* [Listed records]:
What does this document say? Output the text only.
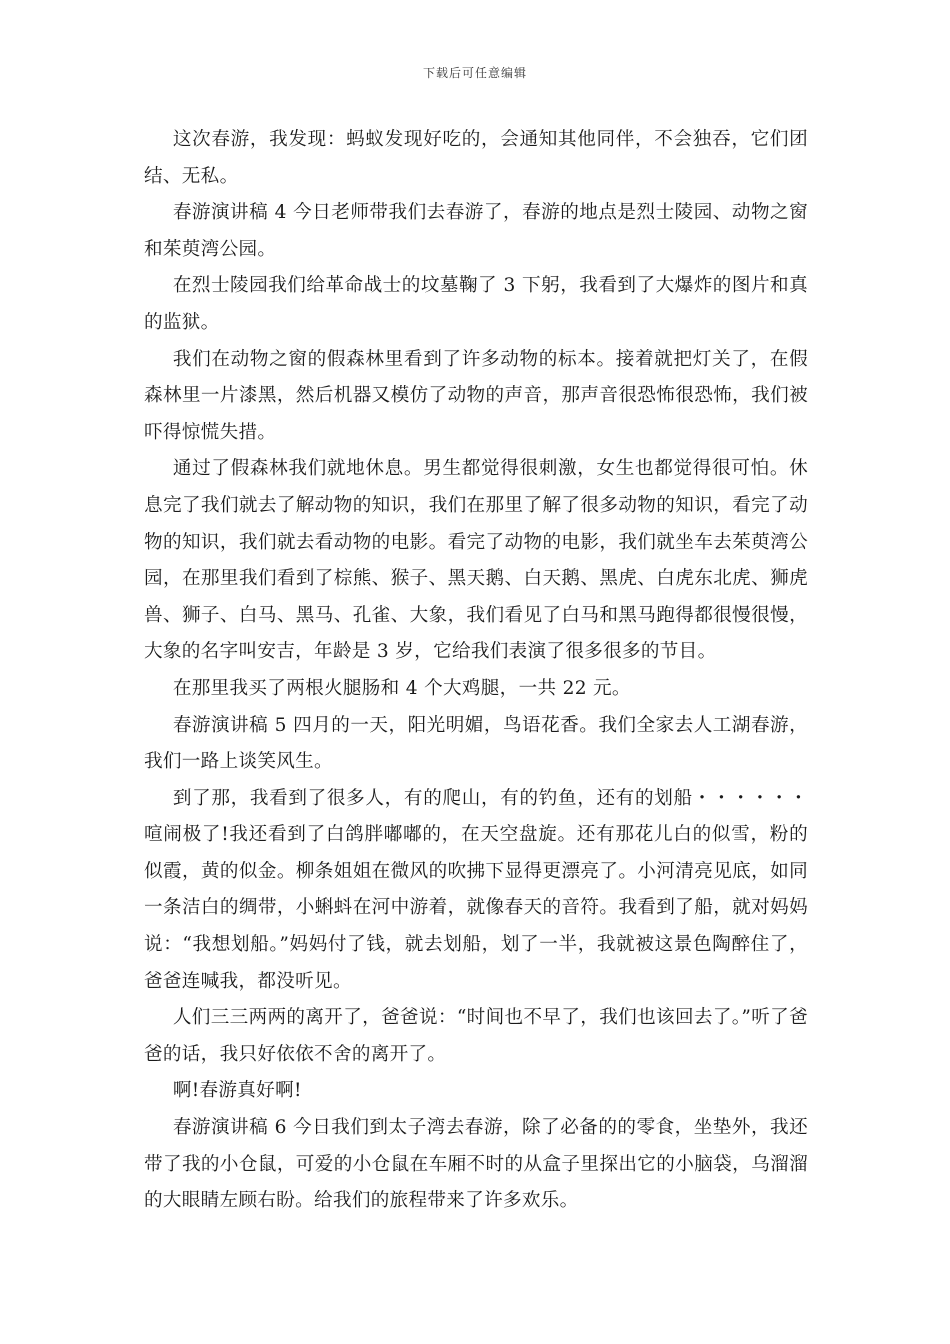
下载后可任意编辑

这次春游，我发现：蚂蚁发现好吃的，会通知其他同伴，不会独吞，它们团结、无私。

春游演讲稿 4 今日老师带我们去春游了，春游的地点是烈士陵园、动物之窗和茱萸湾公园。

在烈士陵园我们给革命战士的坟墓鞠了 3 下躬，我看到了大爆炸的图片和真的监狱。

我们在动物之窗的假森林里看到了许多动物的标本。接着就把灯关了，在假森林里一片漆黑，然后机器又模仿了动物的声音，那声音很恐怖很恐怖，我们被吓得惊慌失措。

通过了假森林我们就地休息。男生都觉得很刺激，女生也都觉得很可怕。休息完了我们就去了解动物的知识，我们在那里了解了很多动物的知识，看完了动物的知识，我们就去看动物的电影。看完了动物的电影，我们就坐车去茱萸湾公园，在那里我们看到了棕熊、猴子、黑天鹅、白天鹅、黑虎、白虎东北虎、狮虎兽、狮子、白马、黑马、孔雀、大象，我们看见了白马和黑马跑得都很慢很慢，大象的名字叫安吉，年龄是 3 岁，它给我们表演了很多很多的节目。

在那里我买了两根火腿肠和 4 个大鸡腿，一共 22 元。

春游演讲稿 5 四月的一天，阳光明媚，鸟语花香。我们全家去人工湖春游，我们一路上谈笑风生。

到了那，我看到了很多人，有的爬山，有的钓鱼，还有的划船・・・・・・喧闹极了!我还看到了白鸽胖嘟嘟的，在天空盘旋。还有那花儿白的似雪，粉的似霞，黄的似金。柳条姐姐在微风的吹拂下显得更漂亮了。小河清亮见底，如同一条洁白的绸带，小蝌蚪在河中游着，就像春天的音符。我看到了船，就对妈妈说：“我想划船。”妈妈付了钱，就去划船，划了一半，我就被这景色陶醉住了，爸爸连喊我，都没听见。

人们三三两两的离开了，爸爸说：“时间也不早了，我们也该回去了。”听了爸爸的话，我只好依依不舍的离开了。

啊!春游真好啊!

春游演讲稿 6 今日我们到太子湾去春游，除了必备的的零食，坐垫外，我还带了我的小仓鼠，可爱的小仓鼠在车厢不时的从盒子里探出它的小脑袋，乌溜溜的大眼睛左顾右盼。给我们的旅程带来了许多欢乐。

* [Problem]:
Each entry shown above must be quoted exactly, with its pictures left out.

* [Answer in full]:
What does this document say? Output the text only.
下载后可任意编辑

这次春游，我发现：蚂蚁发现好吃的，会通知其他同伴，不会独吞，它们团结、无私。

春游演讲稿 4 今日老师带我们去春游了，春游的地点是烈士陵园、动物之窗和茱萸湾公园。

在烈士陵园我们给革命战士的坟墓鞠了 3 下躬，我看到了大爆炸的图片和真的监狱。

我们在动物之窗的假森林里看到了许多动物的标本。接着就把灯关了，在假森林里一片漆黑，然后机器又模仿了动物的声音，那声音很恐怖很恐怖，我们被吓得惊慌失措。

通过了假森林我们就地休息。男生都觉得很刺激，女生也都觉得很可怕。休息完了我们就去了解动物的知识，我们在那里了解了很多动物的知识，看完了动物的知识，我们就去看动物的电影。看完了动物的电影，我们就坐车去茱萸湾公园，在那里我们看到了棕熊、猴子、黑天鹅、白天鹅、黑虎、白虎东北虎、狮虎兽、狮子、白马、黑马、孔雀、大象，我们看见了白马和黑马跑得都很慢很慢，大象的名字叫安吉，年龄是 3 岁，它给我们表演了很多很多的节目。

在那里我买了两根火腿肠和 4 个大鸡腿，一共 22 元。

春游演讲稿 5 四月的一天，阳光明媚，鸟语花香。我们全家去人工湖春游，我们一路上谈笑风生。

到了那，我看到了很多人，有的爬山，有的钓鱼，还有的划船・・・・・・喧闹极了!我还看到了白鸽胖嘟嘟的，在天空盘旋。还有那花儿白的似雪，粉的似霞，黄的似金。柳条姐姐在微风的吹拂下显得更漂亮了。小河清亮见底，如同一条洁白的绸带，小蝌蚪在河中游着，就像春天的音符。我看到了船，就对妈妈说：“我想划船。”妈妈付了钱，就去划船，划了一半，我就被这景色陶醉住了，爸爸连喊我，都没听见。

人们三三两两的离开了，爸爸说：“时间也不早了，我们也该回去了。”听了爸爸的话，我只好依依不舍的离开了。

啊!春游真好啊!

春游演讲稿 6 今日我们到太子湾去春游，除了必备的的零食，坐垫外，我还带了我的小仓鼠，可爱的小仓鼠在车厢不时的从盒子里探出它的小脑袋，乌溜溜的大眼睛左顾右盼。给我们的旅程带来了许多欢乐。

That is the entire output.